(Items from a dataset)
• • • • • • •

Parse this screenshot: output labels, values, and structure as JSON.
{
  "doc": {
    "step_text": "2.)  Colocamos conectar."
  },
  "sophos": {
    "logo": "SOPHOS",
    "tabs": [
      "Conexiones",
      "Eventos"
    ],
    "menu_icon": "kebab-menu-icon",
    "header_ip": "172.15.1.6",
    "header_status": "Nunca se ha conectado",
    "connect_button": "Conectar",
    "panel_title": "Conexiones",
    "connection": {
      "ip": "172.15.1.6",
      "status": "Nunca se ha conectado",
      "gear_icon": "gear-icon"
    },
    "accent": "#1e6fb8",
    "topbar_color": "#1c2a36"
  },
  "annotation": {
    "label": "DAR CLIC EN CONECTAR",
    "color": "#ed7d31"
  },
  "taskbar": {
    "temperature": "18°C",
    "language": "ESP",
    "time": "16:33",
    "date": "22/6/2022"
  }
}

• • • • • • •

→ **Set task**
Take the listing above and set it down exactly.

→ **Solution for this problem**
Parse this screenshot: output labels, values, and structure as JSON.
{
  "doc": {
    "step_text": "2.)  Colocamos conectar."
  },
  "sophos": {
    "logo": "SOPHOS",
    "tabs": [
      "Conexiones",
      "Eventos"
    ],
    "menu_icon": "kebab-menu-icon",
    "header_ip": "172.15.1.6",
    "header_status": "Nunca se ha conectado",
    "connect_button": "Conectar",
    "panel_title": "Conexiones",
    "connection": {
      "ip": "172.15.1.6",
      "status": "Nunca se ha conectado",
      "gear_icon": "gear-icon"
    },
    "accent": "#1e6fb8",
    "topbar_color": "#1c2a36"
  },
  "annotation": {
    "label": "DAR CLIC EN CONECTAR",
    "color": "#ed7d31"
  },
  "taskbar": {
    "temperature": "18°C",
    "language": "ESP",
    "time": "16:33",
    "date": "22/6/2022"
  }
}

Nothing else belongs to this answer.